[Stored entries]
··········

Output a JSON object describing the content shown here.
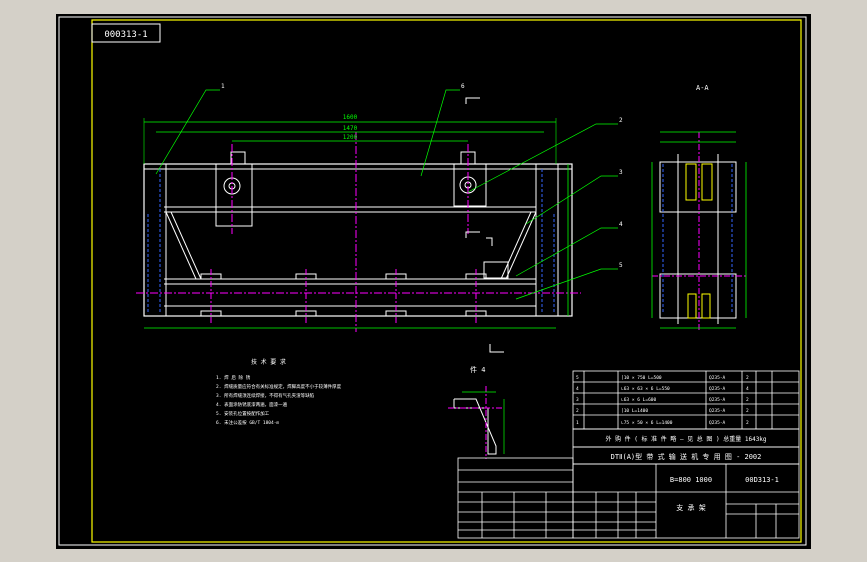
{
  "drawing": {
    "stamp_code": "000313-1",
    "section_label": "A-A",
    "detail_label": "件 4",
    "leaders": [
      "1",
      "2",
      "3",
      "4",
      "5",
      "6"
    ],
    "dims_top": [
      "1600",
      "1470",
      "1200"
    ],
    "notes_title": "技 术 要 求",
    "notes": [
      "1. 焊 后 除 锈",
      "2. 焊缝质量应符合有关标准规定，焊脚高度不小于较薄件厚度",
      "3. 所有焊缝须连续焊接，不得有气孔夹渣等缺陷",
      "4. 表面涂防锈底漆两遍，面漆一遍",
      "5. 安装孔位置按配作加工",
      "6. 未注公差按 GB/T 1804-m"
    ]
  },
  "parts_list": {
    "rows": [
      {
        "no": "5",
        "spec": "[10 × 750 L=500",
        "qty": "2",
        "mat": "Q235-A"
      },
      {
        "no": "4",
        "spec": "∟63 × 63 × 6 L=550",
        "qty": "4",
        "mat": "Q235-A"
      },
      {
        "no": "3",
        "spec": "∟63 × 6 L=600",
        "qty": "2",
        "mat": "Q235-A"
      },
      {
        "no": "2",
        "spec": "[10 L=1400",
        "qty": "2",
        "mat": "Q235-A"
      },
      {
        "no": "1",
        "spec": "∟75 × 50 × 6 L=1400",
        "qty": "2",
        "mat": "Q235-A"
      }
    ]
  },
  "title_block": {
    "header": "外 购 件  ( 标 准 件 略 — 见 总 图 )  总重量  1643kg",
    "title": "DTⅡ(A)型  带 式 输 送 机 专 用 图 - 2002",
    "spec": "B=800 1000",
    "drawing_no": "00D313-1",
    "name": "支 承 架"
  },
  "colors": {
    "border": "#ffff00",
    "outline": "#ffffff",
    "dimension": "#00ff00",
    "centerline": "#ff00ff",
    "hidden": "#3366ff",
    "leader": "#00ff00"
  }
}
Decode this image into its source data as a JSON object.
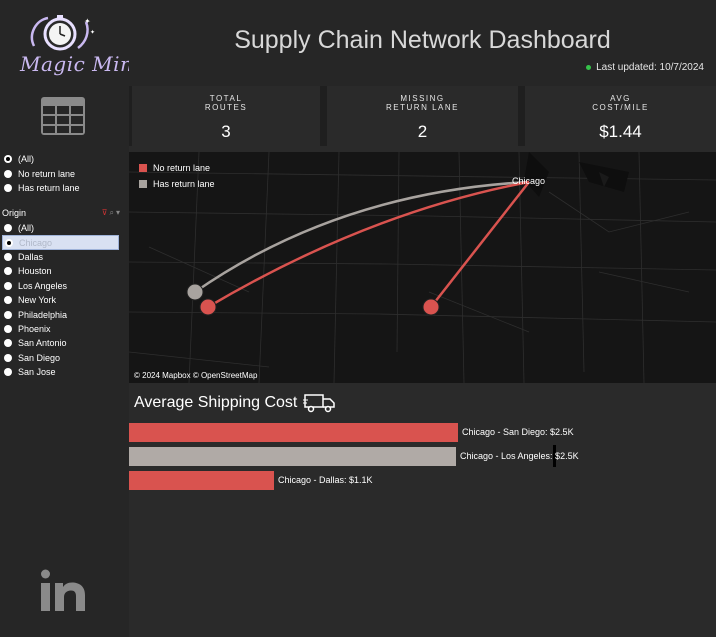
{
  "brand": {
    "logo_text": "Magic Mins"
  },
  "header": {
    "title": "Supply Chain Network Dashboard",
    "last_updated": "Last updated: 10/7/2024",
    "status_color": "#35c24a"
  },
  "kpis": [
    {
      "label_line1": "TOTAL",
      "label_line2": "ROUTES",
      "value": "3"
    },
    {
      "label_line1": "MISSING",
      "label_line2": "RETURN LANE",
      "value": "2"
    },
    {
      "label_line1": "AVG",
      "label_line2": "COST/MILE",
      "value": "$1.44"
    }
  ],
  "filters": {
    "return_lane": {
      "options": [
        "(All)",
        "No return lane",
        "Has return lane"
      ],
      "selected": "(All)"
    },
    "origin": {
      "title": "Origin",
      "options": [
        "(All)",
        "Chicago",
        "Dallas",
        "Houston",
        "Los Angeles",
        "New York",
        "Philadelphia",
        "Phoenix",
        "San Antonio",
        "San Diego",
        "San Jose"
      ],
      "selected": "Chicago"
    }
  },
  "map": {
    "legend": [
      {
        "label": "No return lane",
        "color": "#d9534f"
      },
      {
        "label": "Has return lane",
        "color": "#a8a39f"
      }
    ],
    "city_label": "Chicago",
    "attribution": "© 2024 Mapbox  © OpenStreetMap"
  },
  "cost_section": {
    "title": "Average Shipping Cost",
    "icon": "truck-icon",
    "bars": [
      {
        "label": "Chicago  -  San Diego: $2.5K",
        "value": 2.5,
        "color": "#d9534f"
      },
      {
        "label": "Chicago  -  Los Angeles: $2.5K",
        "value": 2.5,
        "color": "#b0aaa6"
      },
      {
        "label": "Chicago  -  Dallas: $1.1K",
        "value": 1.1,
        "color": "#d9534f"
      }
    ]
  },
  "footer": {
    "icon": "linkedin-icon"
  }
}
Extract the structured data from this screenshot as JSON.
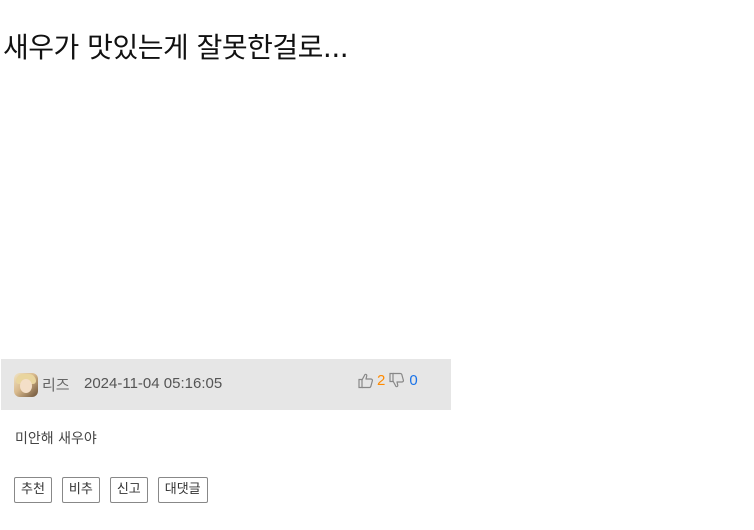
{
  "post": {
    "title": "새우가 맛있는게 잘못한걸로..."
  },
  "comment": {
    "author": "리즈",
    "datetime": "2024-11-04 05:16:05",
    "upvotes": "2",
    "downvotes": "0",
    "text": "미안해 새우야",
    "actions": {
      "recommend": "추천",
      "not_recommend": "비추",
      "report": "신고",
      "reply": "대댓글"
    }
  },
  "colors": {
    "header_bg": "#e6e6e6",
    "upvote": "#ff8a00",
    "downvote": "#1a73e8"
  }
}
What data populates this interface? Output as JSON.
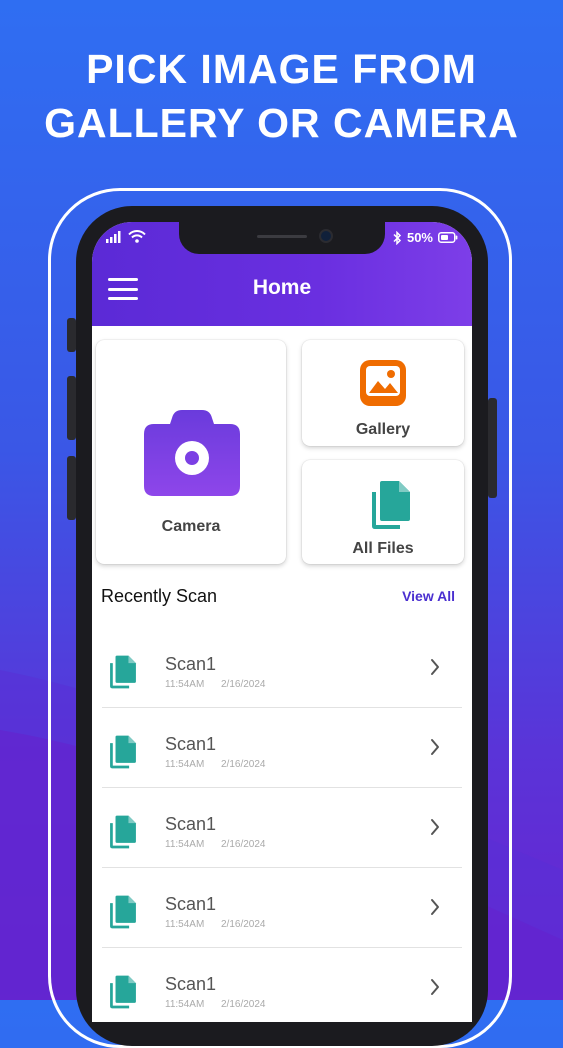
{
  "headline": {
    "line1": "PICK IMAGE FROM",
    "line2": "GALLERY OR CAMERA"
  },
  "status_bar": {
    "battery_text": "50%",
    "icons": [
      "signal-icon",
      "wifi-icon",
      "bluetooth-icon",
      "battery-icon"
    ]
  },
  "appbar": {
    "title": "Home",
    "menu_icon": "hamburger-menu-icon"
  },
  "actions": {
    "camera": {
      "label": "Camera",
      "icon": "camera-icon",
      "color": "#7b3fe4"
    },
    "gallery": {
      "label": "Gallery",
      "icon": "image-icon",
      "color": "#ef6c00"
    },
    "all_files": {
      "label": "All Files",
      "icon": "files-icon",
      "color": "#26a69a"
    }
  },
  "recent": {
    "title": "Recently Scan",
    "view_all": "View All",
    "items": [
      {
        "name": "Scan1",
        "time": "11:54AM",
        "date": "2/16/2024"
      },
      {
        "name": "Scan1",
        "time": "11:54AM",
        "date": "2/16/2024"
      },
      {
        "name": "Scan1",
        "time": "11:54AM",
        "date": "2/16/2024"
      },
      {
        "name": "Scan1",
        "time": "11:54AM",
        "date": "2/16/2024"
      },
      {
        "name": "Scan1",
        "time": "11:54AM",
        "date": "2/16/2024"
      }
    ]
  },
  "colors": {
    "accent": "#5b2ad6",
    "link": "#4a2fd0",
    "background_top": "#2f6ef2",
    "background_bottom": "#6a22d0"
  }
}
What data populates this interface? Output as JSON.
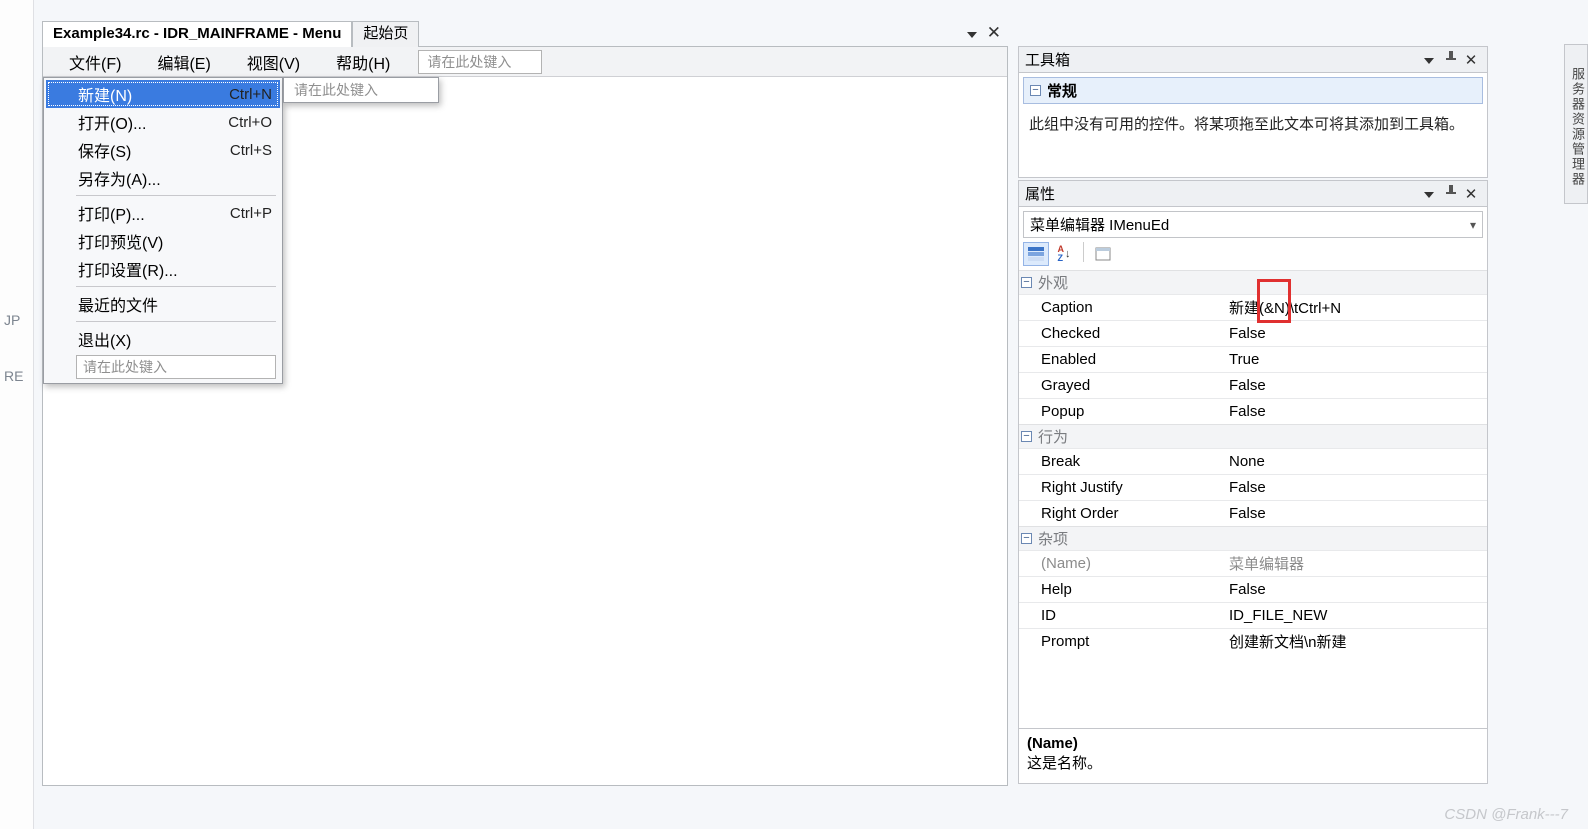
{
  "left_strip": {
    "a": "JP",
    "b": "RE"
  },
  "tabs": {
    "main": "Example34.rc - IDR_MAINFRAME - Menu",
    "start": "起始页"
  },
  "menubar": {
    "file": "文件(F)",
    "edit": "编辑(E)",
    "view": "视图(V)",
    "help": "帮助(H)",
    "type_here": "请在此处键入"
  },
  "dropdown": {
    "new": {
      "label": "新建(N)",
      "shortcut": "Ctrl+N"
    },
    "open": {
      "label": "打开(O)...",
      "shortcut": "Ctrl+O"
    },
    "save": {
      "label": "保存(S)",
      "shortcut": "Ctrl+S"
    },
    "save_as": {
      "label": "另存为(A)...",
      "shortcut": ""
    },
    "print": {
      "label": "打印(P)...",
      "shortcut": "Ctrl+P"
    },
    "print_preview": {
      "label": "打印预览(V)",
      "shortcut": ""
    },
    "print_setup": {
      "label": "打印设置(R)...",
      "shortcut": ""
    },
    "recent": {
      "label": "最近的文件",
      "shortcut": ""
    },
    "exit": {
      "label": "退出(X)",
      "shortcut": ""
    },
    "type_here": "请在此处键入",
    "sub_type_here": "请在此处键入"
  },
  "toolbox": {
    "title": "工具箱",
    "group": "常规",
    "message": "此组中没有可用的控件。将某项拖至此文本可将其添加到工具箱。"
  },
  "properties": {
    "title": "属性",
    "combo": "菜单编辑器 IMenuEd",
    "cat_appearance": "外观",
    "cat_behavior": "行为",
    "cat_misc": "杂项",
    "rows": {
      "Caption": "新建(&N)\\tCtrl+N",
      "Checked": "False",
      "Enabled": "True",
      "Grayed": "False",
      "Popup": "False",
      "Break": "None",
      "RightJustify": "False",
      "RightOrder": "False",
      "Name": "菜单编辑器",
      "Help": "False",
      "ID": "ID_FILE_NEW",
      "Prompt": "创建新文档\\n新建"
    },
    "keys": {
      "Caption": "Caption",
      "Checked": "Checked",
      "Enabled": "Enabled",
      "Grayed": "Grayed",
      "Popup": "Popup",
      "Break": "Break",
      "RightJustify": "Right Justify",
      "RightOrder": "Right Order",
      "Name": "(Name)",
      "Help": "Help",
      "ID": "ID",
      "Prompt": "Prompt"
    },
    "desc_key": "(Name)",
    "desc_val": "这是名称。"
  },
  "vtab": "服务器资源管理器",
  "watermark": "CSDN @Frank---7"
}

··········

[Written request] Look for the word "RightJustify" and return every line where it occurs.

[Answer to this task]
      "RightJustify": "False",
      "RightJustify": "Right Justify",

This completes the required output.